**Instructions to follow**
Look through the material and copy each line holding "icon".

**Raw records**
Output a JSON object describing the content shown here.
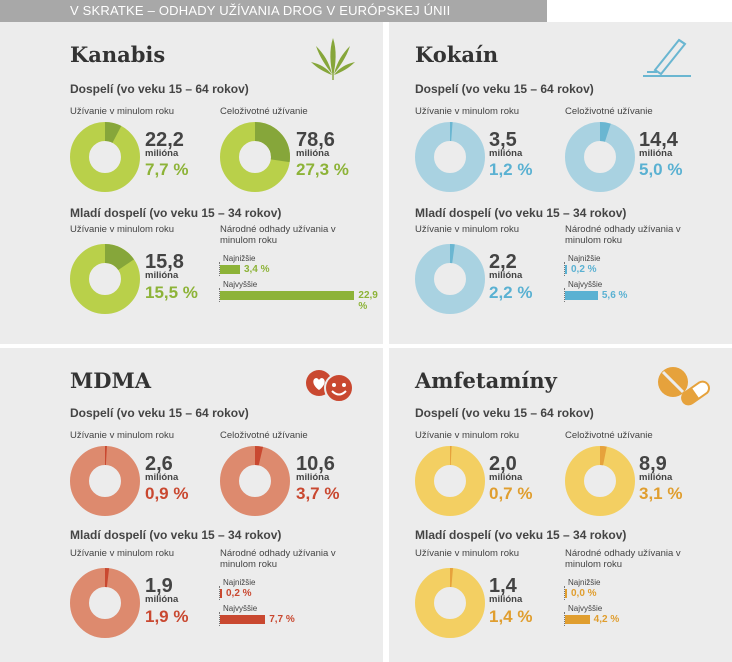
{
  "header": {
    "title": "V SKRATKE – ODHADY UŽÍVANIA DROG V EURÓPSKEJ ÚNII"
  },
  "colors": {
    "kanabis": "#b9d04a",
    "kanabis_dark": "#86a63a",
    "kanabis_text": "#8db338",
    "kokain": "#a9d2e1",
    "kokain_dark": "#6ab6d1",
    "kokain_text": "#5ab1d2",
    "mdma": "#dd8a6e",
    "mdma_dark": "#c94830",
    "mdma_text": "#c94830",
    "amf": "#f3cf62",
    "amf_dark": "#e6a23c",
    "amf_text": "#e09e2f"
  },
  "panels": {
    "kanabis": {
      "title": "Kanabis",
      "icon": "cannabis-leaf-icon",
      "adult_heading": "Dospelí (vo veku 15 – 64 rokov)",
      "last_year_label": "Užívanie v minulom roku",
      "last_year_value": "22,2",
      "last_year_unit": "milióna",
      "last_year_pct": "7,7 %",
      "last_year_frac": 0.077,
      "lifetime_label": "Celoživotné užívanie",
      "lifetime_value": "78,6",
      "lifetime_unit": "milióna",
      "lifetime_pct": "27,3 %",
      "lifetime_frac": 0.273,
      "young_heading": "Mladí dospelí (vo veku 15 – 34 rokov)",
      "young_label": "Užívanie v minulom roku",
      "young_value": "15,8",
      "young_unit": "milióna",
      "young_pct": "15,5 %",
      "young_frac": 0.155,
      "national_label": "Národné odhady užívania v minulom roku",
      "lowest_label": "Najnižšie",
      "lowest_value": "3,4 %",
      "lowest_num": 3.4,
      "highest_label": "Najvyššie",
      "highest_value": "22,9 %",
      "highest_num": 22.9
    },
    "kokain": {
      "title": "Kokaín",
      "icon": "cocaine-line-icon",
      "adult_heading": "Dospelí (vo veku 15 – 64 rokov)",
      "last_year_label": "Užívanie v minulom roku",
      "last_year_value": "3,5",
      "last_year_unit": "milióna",
      "last_year_pct": "1,2 %",
      "last_year_frac": 0.012,
      "lifetime_label": "Celoživotné užívanie",
      "lifetime_value": "14,4",
      "lifetime_unit": "milióna",
      "lifetime_pct": "5,0 %",
      "lifetime_frac": 0.05,
      "young_heading": "Mladí dospelí (vo veku 15 – 34 rokov)",
      "young_label": "Užívanie v minulom roku",
      "young_value": "2,2",
      "young_unit": "milióna",
      "young_pct": "2,2 %",
      "young_frac": 0.022,
      "national_label": "Národné odhady užívania v minulom roku",
      "lowest_label": "Najnižšie",
      "lowest_value": "0,2 %",
      "lowest_num": 0.2,
      "highest_label": "Najvyššie",
      "highest_value": "5,6 %",
      "highest_num": 5.6
    },
    "mdma": {
      "title": "MDMA",
      "icon": "smiley-pills-icon",
      "adult_heading": "Dospelí (vo veku 15 – 64 rokov)",
      "last_year_label": "Užívanie v minulom roku",
      "last_year_value": "2,6",
      "last_year_unit": "milióna",
      "last_year_pct": "0,9 %",
      "last_year_frac": 0.009,
      "lifetime_label": "Celoživotné užívanie",
      "lifetime_value": "10,6",
      "lifetime_unit": "milióna",
      "lifetime_pct": "3,7 %",
      "lifetime_frac": 0.037,
      "young_heading": "Mladí dospelí (vo veku 15 – 34 rokov)",
      "young_label": "Užívanie v minulom roku",
      "young_value": "1,9",
      "young_unit": "milióna",
      "young_pct": "1,9 %",
      "young_frac": 0.019,
      "national_label": "Národné odhady užívania v minulom roku",
      "lowest_label": "Najnižšie",
      "lowest_value": "0,2 %",
      "lowest_num": 0.2,
      "highest_label": "Najvyššie",
      "highest_value": "7,7 %",
      "highest_num": 7.7
    },
    "amf": {
      "title": "Amfetamíny",
      "icon": "pills-capsule-icon",
      "adult_heading": "Dospelí (vo veku 15 – 64 rokov)",
      "last_year_label": "Užívanie v minulom roku",
      "last_year_value": "2,0",
      "last_year_unit": "milióna",
      "last_year_pct": "0,7 %",
      "last_year_frac": 0.007,
      "lifetime_label": "Celoživotné užívanie",
      "lifetime_value": "8,9",
      "lifetime_unit": "milióna",
      "lifetime_pct": "3,1 %",
      "lifetime_frac": 0.031,
      "young_heading": "Mladí dospelí (vo veku 15 – 34 rokov)",
      "young_label": "Užívanie v minulom roku",
      "young_value": "1,4",
      "young_unit": "milióna",
      "young_pct": "1,4 %",
      "young_frac": 0.014,
      "national_label": "Národné odhady užívania v minulom roku",
      "lowest_label": "Najnižšie",
      "lowest_value": "0,0 %",
      "lowest_num": 0.0,
      "highest_label": "Najvyššie",
      "highest_value": "4,2 %",
      "highest_num": 4.2
    }
  }
}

**Correct result**
      "icon": "cannabis-leaf-icon",
      "icon": "cocaine-line-icon",
      "icon": "smiley-pills-icon",
      "icon": "pills-capsule-icon",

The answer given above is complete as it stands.